Travail demandé:
1: Énumérez toutes les mesures concrètes que l'extrait de jugement arrête à l'égard des parties, qu'il s'agisse du permis ou des frais du litige.
2: Rédigez la suite de l'extrait de jugement, à partir de la fin du point 30.

Texte:
▬▬▬▬▬▬

29. Le présent jugement annule le refus de permis de construire opposé à la société Valois Promotion Patrimoine, après avoir censuré les deux motifs énoncés par l’autorité compétente dans sa décision et écarté les substitutions de motifs présentées en défense. Il ne résulte pas de l’instruction que les dispositions en vigueur à la date de la décision annulée interdisent de prescrire la délivrance de ce permis pour un motif non relevé par la commune de Crépy-en-Valois, ni davantage que, par suite d’un changement de circonstances, la situation de fait existant à la date du jugement y ferait obstacle. Par suite, il y a lieu d’enjoindre à commune de Crépy-en-Valois de délivrer l’autorisation d’urbanisme sollicitée par la société Valois Promotion Patrimoine, dans un délai de deux mois à compter de la notification du présent jugement.
Sur les frais liés au litige :
30. Les dispositions de l’article L. 761-1 du code de justice administrative font obstacle à ce que la somme demandée par la commune de Crépy-en-Valois au titre des frais exposés par elle et non compris dans les dépens soit mise à la charge des requérants qui n’ont pas la qualité de partie perdante dans la présente instance. Dans les circonstances de l’espèce, il y a lieu de mettre à la charge de la commune de Crépy-en-Valois, partie perdante, la somme totale de 2 000 euros à verser aux requérants au titre des frais exposés par eux et non compris dans les dépens.

▬▬▬▬▬▬

Extraits de données:

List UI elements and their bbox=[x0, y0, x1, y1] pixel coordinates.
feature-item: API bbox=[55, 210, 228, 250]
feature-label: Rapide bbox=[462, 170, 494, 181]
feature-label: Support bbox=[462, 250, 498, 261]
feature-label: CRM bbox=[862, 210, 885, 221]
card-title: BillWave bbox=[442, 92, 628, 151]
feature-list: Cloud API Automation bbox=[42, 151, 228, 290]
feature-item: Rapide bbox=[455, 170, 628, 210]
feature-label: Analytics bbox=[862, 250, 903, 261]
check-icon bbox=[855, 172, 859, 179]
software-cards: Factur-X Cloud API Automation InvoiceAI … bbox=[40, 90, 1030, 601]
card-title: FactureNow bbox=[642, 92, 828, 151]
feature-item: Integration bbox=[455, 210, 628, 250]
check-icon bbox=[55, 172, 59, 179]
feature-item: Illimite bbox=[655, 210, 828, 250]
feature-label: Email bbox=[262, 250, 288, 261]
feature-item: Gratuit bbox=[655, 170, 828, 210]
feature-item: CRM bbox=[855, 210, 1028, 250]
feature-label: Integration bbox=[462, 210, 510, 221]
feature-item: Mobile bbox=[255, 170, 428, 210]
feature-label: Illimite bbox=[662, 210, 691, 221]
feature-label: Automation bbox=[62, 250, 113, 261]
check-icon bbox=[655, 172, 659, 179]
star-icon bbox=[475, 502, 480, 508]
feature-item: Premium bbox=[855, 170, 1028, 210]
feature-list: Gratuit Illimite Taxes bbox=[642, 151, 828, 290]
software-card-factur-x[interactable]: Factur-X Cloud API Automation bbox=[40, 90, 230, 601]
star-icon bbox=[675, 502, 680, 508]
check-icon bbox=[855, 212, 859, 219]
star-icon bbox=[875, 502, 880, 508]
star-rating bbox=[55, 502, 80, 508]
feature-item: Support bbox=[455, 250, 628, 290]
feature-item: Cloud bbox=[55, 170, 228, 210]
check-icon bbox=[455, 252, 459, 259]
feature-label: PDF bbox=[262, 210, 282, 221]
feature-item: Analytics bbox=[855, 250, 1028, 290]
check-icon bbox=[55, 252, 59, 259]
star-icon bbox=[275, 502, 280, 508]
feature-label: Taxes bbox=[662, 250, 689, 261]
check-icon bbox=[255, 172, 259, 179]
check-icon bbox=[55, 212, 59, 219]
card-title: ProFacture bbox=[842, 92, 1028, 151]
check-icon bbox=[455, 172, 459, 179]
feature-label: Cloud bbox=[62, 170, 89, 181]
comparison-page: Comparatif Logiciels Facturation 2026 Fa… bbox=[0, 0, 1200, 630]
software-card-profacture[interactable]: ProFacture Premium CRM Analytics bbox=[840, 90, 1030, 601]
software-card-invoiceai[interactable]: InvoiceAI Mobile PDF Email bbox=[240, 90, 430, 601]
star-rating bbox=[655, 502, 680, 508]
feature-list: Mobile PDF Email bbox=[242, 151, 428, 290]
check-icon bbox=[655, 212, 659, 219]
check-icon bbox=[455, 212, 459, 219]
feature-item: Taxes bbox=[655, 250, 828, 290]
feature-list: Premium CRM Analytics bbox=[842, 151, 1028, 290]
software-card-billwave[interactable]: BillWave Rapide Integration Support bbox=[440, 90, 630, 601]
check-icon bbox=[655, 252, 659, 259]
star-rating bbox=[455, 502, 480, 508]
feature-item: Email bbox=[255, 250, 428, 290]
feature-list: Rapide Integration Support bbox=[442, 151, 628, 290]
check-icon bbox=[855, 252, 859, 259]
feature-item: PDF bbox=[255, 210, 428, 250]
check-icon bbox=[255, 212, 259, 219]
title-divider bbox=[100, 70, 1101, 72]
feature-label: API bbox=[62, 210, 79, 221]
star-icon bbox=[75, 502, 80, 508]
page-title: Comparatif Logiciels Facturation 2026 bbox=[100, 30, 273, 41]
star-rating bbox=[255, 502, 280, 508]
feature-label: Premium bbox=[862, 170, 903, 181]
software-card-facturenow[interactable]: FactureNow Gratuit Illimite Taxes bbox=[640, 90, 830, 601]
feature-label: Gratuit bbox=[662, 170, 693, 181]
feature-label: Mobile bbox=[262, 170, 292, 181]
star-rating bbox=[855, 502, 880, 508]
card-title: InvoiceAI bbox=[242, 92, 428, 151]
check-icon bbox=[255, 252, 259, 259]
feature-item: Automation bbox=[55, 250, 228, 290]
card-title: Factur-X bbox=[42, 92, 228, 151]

▬▬▬▬▬▬

Réponses par tâche:
1:
- L'annulation du refus de permis de construire opposé à la société Valois Promotion Patrimoine.
- L'injonction faite à la commune de Crépy-en-Valois de délivrer l'autorisation d'urbanisme sollicitée, dans un délai de deux mois à compter de la notification du jugement.
- Le rejet de la somme demandée par la commune de Crépy-en-Valois au titre des frais exposés et non compris dans les dépens, qui ne peut être mise à la charge des requérants.
- La mise à la charge de la commune de Crépy-en-Valois de la somme totale de 2 000 euros à verser aux requérants au titre des frais exposés et non compris dans les dépens.

2:
D E C I D E :
Article 1er : L’arrêté du 17 février 2023 par lequel le maire de la commune de Crépy-en-Valois a sursis à statuer sur la demande de permis de construire de la SASU Valois Promotion Patrimoine est annulé.
Article 2 : L’arrêté du 29 mars 2023 par lequel le maire de la commune de Crépy-en-Valois a refusé de délivrer le permis de construire sollicité par la SASU Valois Promotion Patrimoine est annulé.
Article 3 : Il est enjoint à la maire de la commune de Crépy-en-Valois de délivrer à la SASU Valois Promotion Patrimoine, dans un délai de deux mois, le permis de construire sollicité.
Article 4 : La commune de Crépy-en-Valois versera à la SASU Valois Promotion Patrimoine et à M. et Mme C une somme totale de 2 000 euros en application des dispositions de l’article L. 761-1 du code de justice administrative.
Article 5 : Le surplus des conclusions de la requête est rejeté.
Article 6 : Les conclusions présentées par la commune de Crépy-en-Valois sur le fondement des dispositions de l’article L. 761-1 du code de justice administrative sont rejetées.
Article 7 : Le présent jugement sera notifié à la société par actions simplifiée unipersonnelle Valois Promotion Patrimoine, à M. et Mme C, et à la commune de Crépy-en-Valois.
Délibéré après l’audience du 30 janvier 2024 à laquelle siégeaient :
— Mme Demurger, présidente,
— Mme E et Mme Parisi, conseillères.
Rendu public par mise à disposition au greffe le 13 février 2024.
La rapporteure,
Signé
J. PARISI
La présidente,
Signé
F. DEMURGER
Le greffier,
Signé
N. VERJOT
La République mande et ordonne à la préfète de l’Oise en ce qui la concerne ou à tous commissaires de justice à ce requis en ce qui concerne les voies de droit commun contre les parties privées, de pourvoir à l’exécution de la présente décision.